Write every entry out again exactly, please, and skip the pictures.

**** ENTRIES SHOWN ****

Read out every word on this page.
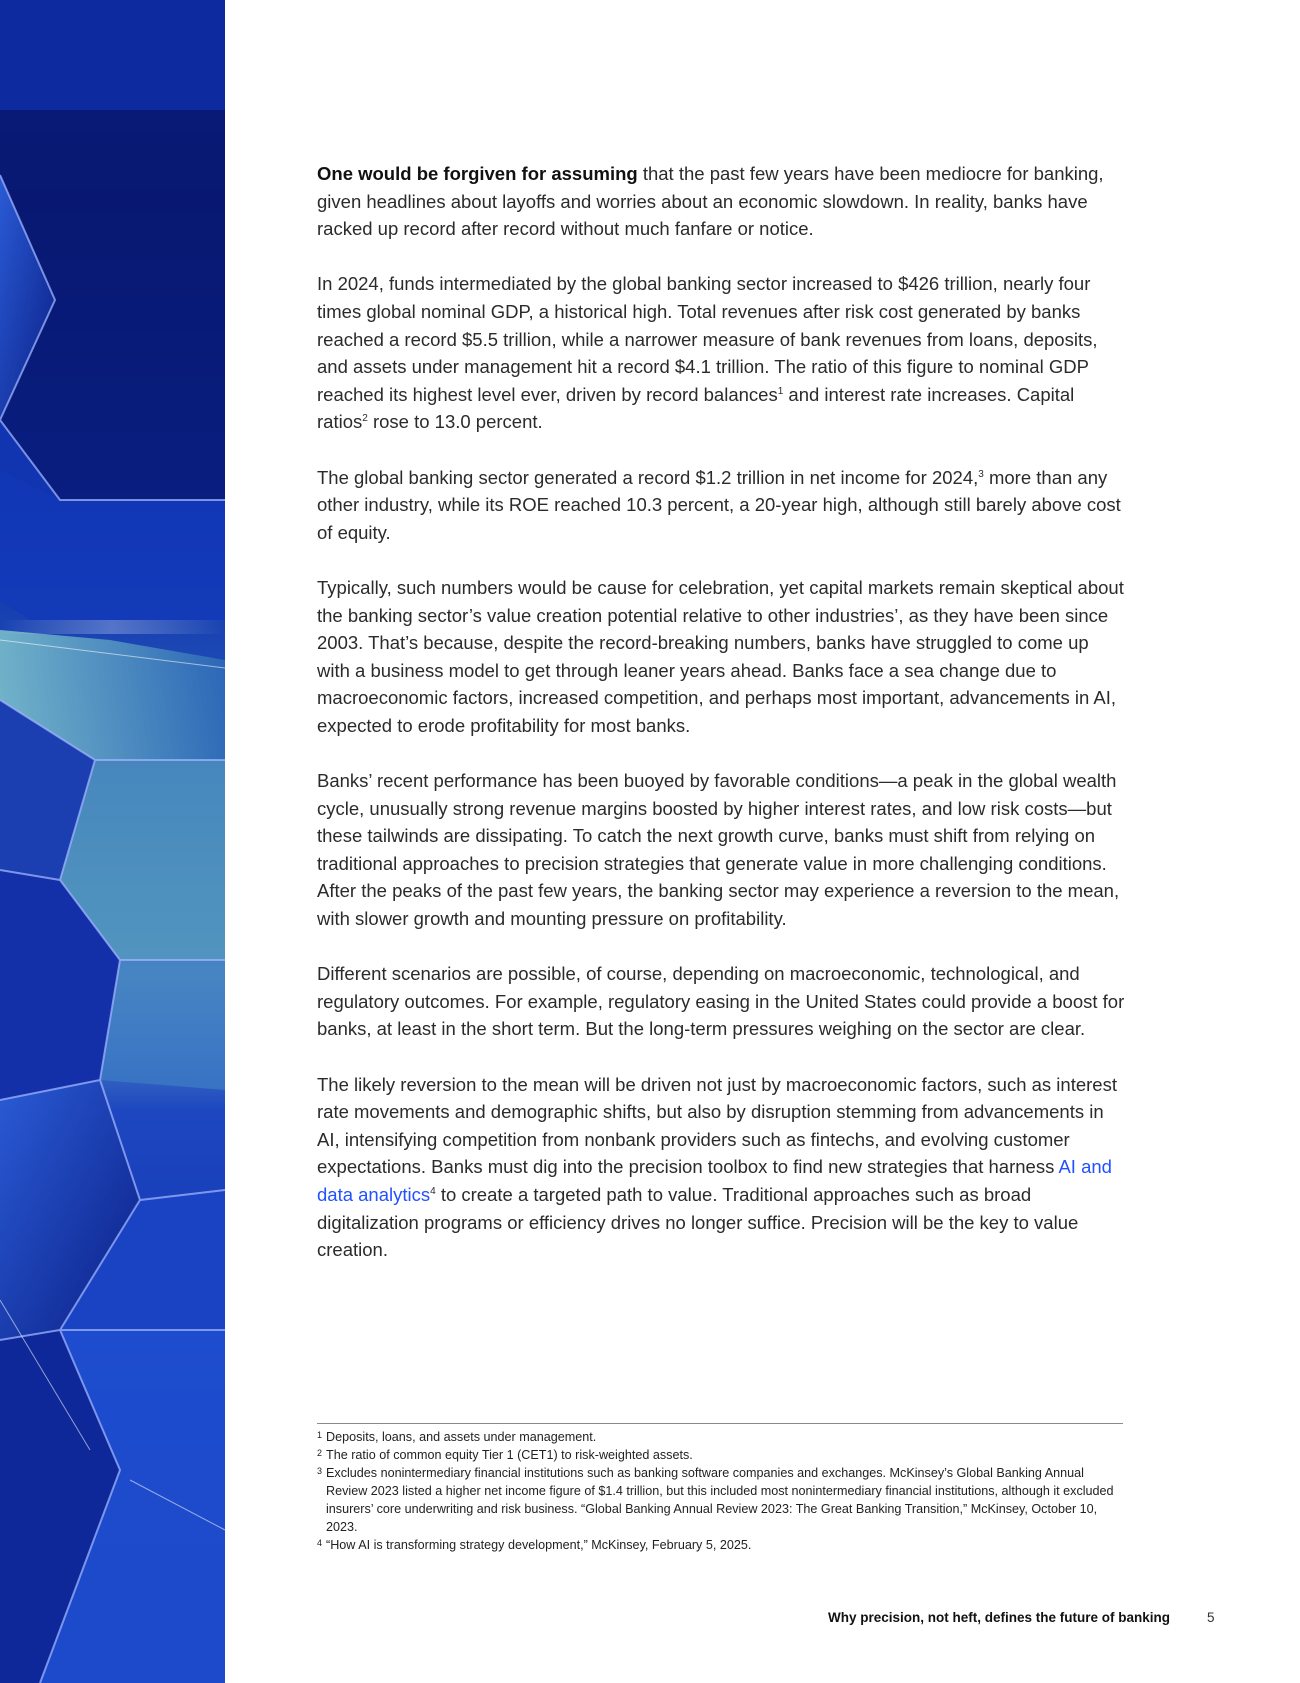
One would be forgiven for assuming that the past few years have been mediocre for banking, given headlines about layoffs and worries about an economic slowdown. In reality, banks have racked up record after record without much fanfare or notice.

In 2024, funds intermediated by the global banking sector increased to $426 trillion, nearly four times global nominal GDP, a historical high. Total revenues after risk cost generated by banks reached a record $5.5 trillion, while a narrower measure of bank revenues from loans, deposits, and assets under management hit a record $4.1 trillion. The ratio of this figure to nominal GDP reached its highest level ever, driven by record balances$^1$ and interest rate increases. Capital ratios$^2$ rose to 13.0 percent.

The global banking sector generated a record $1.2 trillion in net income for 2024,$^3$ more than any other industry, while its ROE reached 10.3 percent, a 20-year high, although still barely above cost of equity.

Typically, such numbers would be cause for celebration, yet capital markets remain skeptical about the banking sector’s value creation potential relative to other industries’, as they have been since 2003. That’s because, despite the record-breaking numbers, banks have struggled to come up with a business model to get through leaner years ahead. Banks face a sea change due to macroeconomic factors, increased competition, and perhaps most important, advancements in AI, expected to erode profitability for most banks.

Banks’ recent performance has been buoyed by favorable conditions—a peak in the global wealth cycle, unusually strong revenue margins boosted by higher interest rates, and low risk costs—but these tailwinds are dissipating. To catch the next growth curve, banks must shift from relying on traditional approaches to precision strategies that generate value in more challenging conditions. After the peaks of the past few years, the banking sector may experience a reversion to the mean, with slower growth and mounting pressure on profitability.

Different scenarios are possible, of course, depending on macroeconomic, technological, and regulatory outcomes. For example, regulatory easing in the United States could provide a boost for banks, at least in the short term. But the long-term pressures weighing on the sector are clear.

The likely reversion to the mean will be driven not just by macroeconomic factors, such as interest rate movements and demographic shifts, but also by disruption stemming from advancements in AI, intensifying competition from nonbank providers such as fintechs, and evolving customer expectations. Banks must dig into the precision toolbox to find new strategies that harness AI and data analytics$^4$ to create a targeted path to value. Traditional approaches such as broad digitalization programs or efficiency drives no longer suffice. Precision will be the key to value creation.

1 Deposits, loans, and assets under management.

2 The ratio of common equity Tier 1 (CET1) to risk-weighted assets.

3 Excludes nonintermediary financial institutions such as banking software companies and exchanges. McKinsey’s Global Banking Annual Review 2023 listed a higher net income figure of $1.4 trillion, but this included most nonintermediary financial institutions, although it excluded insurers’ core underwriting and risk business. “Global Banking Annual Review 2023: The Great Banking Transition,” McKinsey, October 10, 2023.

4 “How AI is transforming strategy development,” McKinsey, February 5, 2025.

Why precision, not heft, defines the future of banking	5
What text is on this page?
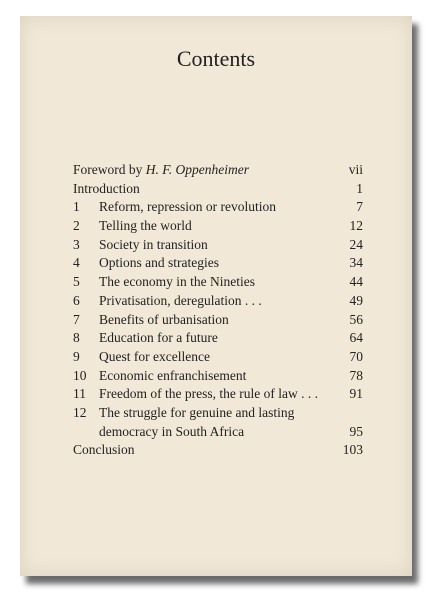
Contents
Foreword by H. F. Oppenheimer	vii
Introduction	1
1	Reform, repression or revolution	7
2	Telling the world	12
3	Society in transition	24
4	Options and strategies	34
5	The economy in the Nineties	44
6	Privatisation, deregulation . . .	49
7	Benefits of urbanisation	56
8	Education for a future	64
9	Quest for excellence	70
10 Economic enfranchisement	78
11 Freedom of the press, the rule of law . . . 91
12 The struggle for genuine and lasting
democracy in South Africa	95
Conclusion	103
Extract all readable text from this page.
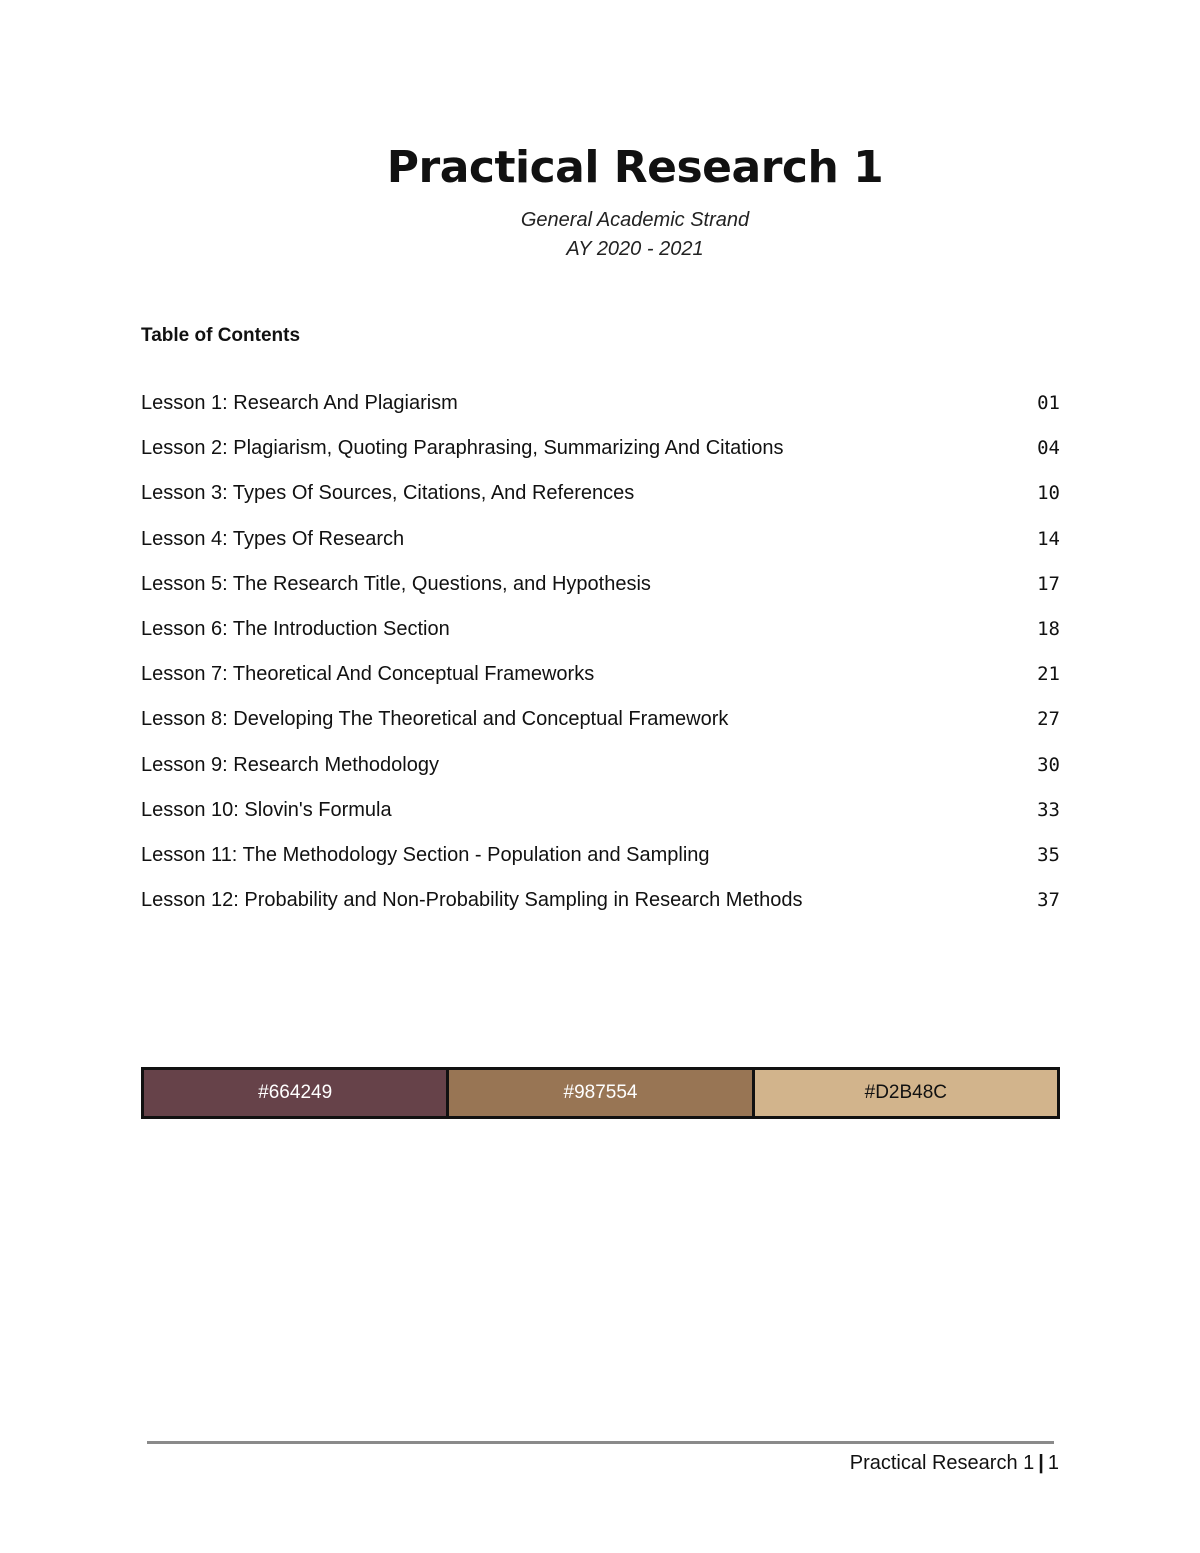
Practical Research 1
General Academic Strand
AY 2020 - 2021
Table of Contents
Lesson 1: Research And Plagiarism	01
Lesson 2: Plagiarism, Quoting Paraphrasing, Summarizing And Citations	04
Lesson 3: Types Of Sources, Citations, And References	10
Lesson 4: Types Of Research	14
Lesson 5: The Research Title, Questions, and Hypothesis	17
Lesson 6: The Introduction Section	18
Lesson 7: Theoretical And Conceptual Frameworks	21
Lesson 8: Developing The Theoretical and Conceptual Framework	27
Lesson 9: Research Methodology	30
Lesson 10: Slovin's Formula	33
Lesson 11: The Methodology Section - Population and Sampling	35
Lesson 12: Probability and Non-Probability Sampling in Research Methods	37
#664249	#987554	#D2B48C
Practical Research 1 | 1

****

▸ RESULT FOR THIS EXERCISE:
Read out every word on this page.
One would be forgiven for assuming that the past few years have been mediocre for banking, given headlines about layoffs and worries about an economic slowdown. In reality, banks have racked up record after record without much fanfare or notice.

In 2024, funds intermediated by the global banking sector increased to $426 trillion, nearly four times global nominal GDP, a historical high. Total revenues after risk cost generated by banks reached a record $5.5 trillion, while a narrower measure of bank revenues from loans, deposits, and assets under management hit a record $4.1 trillion. The ratio of this figure to nominal GDP reached its highest level ever, driven by record balances$^1$ and interest rate increases. Capital ratios$^2$ rose to 13.0 percent.

The global banking sector generated a record $1.2 trillion in net income for 2024,$^3$ more than any other industry, while its ROE reached 10.3 percent, a 20-year high, although still barely above cost of equity.

Typically, such numbers would be cause for celebration, yet capital markets remain skeptical about the banking sector’s value creation potential relative to other industries’, as they have been since 2003. That’s because, despite the record-breaking numbers, banks have struggled to come up with a business model to get through leaner years ahead. Banks face a sea change due to macroeconomic factors, increased competition, and perhaps most important, advancements in AI, expected to erode profitability for most banks.

Banks’ recent performance has been buoyed by favorable conditions—a peak in the global wealth cycle, unusually strong revenue margins boosted by higher interest rates, and low risk costs—but these tailwinds are dissipating. To catch the next growth curve, banks must shift from relying on traditional approaches to precision strategies that generate value in more challenging conditions. After the peaks of the past few years, the banking sector may experience a reversion to the mean, with slower growth and mounting pressure on profitability.

Different scenarios are possible, of course, depending on macroeconomic, technological, and regulatory outcomes. For example, regulatory easing in the United States could provide a boost for banks, at least in the short term. But the long-term pressures weighing on the sector are clear.

The likely reversion to the mean will be driven not just by macroeconomic factors, such as interest rate movements and demographic shifts, but also by disruption stemming from advancements in AI, intensifying competition from nonbank providers such as fintechs, and evolving customer expectations. Banks must dig into the precision toolbox to find new strategies that harness AI and data analytics$^4$ to create a targeted path to value. Traditional approaches such as broad digitalization programs or efficiency drives no longer suffice. Precision will be the key to value creation.

1 Deposits, loans, and assets under management.

2 The ratio of common equity Tier 1 (CET1) to risk-weighted assets.

3 Excludes nonintermediary financial institutions such as banking software companies and exchanges. McKinsey’s Global Banking Annual Review 2023 listed a higher net income figure of $1.4 trillion, but this included most nonintermediary financial institutions, although it excluded insurers’ core underwriting and risk business. “Global Banking Annual Review 2023: The Great Banking Transition,” McKinsey, October 10, 2023.

4 “How AI is transforming strategy development,” McKinsey, February 5, 2025.

Why precision, not heft, defines the future of banking	5
What text is on this page?
Contents
Foreword by H. F. Oppenheimer	vii
Introduction	1
1	Reform, repression or revolution	7
2	Telling the world	12
3	Society in transition	24
4	Options and strategies	34
5	The economy in the Nineties	44
6	Privatisation, deregulation . . .	49
7	Benefits of urbanisation	56
8	Education for a future	64
9	Quest for excellence	70
10 Economic enfranchisement	78
11 Freedom of the press, the rule of law . . . 91
12 The struggle for genuine and lasting
democracy in South Africa	95
Conclusion	103
Extract all readable text from this page.
Practical Research 1
General Academic Strand
AY 2020 - 2021
Table of Contents
Lesson 1: Research And Plagiarism	01
Lesson 2: Plagiarism, Quoting Paraphrasing, Summarizing And Citations	04
Lesson 3: Types Of Sources, Citations, And References	10
Lesson 4: Types Of Research	14
Lesson 5: The Research Title, Questions, and Hypothesis	17
Lesson 6: The Introduction Section	18
Lesson 7: Theoretical And Conceptual Frameworks	21
Lesson 8: Developing The Theoretical and Conceptual Framework	27
Lesson 9: Research Methodology	30
Lesson 10: Slovin's Formula	33
Lesson 11: The Methodology Section - Population and Sampling	35
Lesson 12: Probability and Non-Probability Sampling in Research Methods	37
#664249	#987554	#D2B48C
Practical Research 1 | 1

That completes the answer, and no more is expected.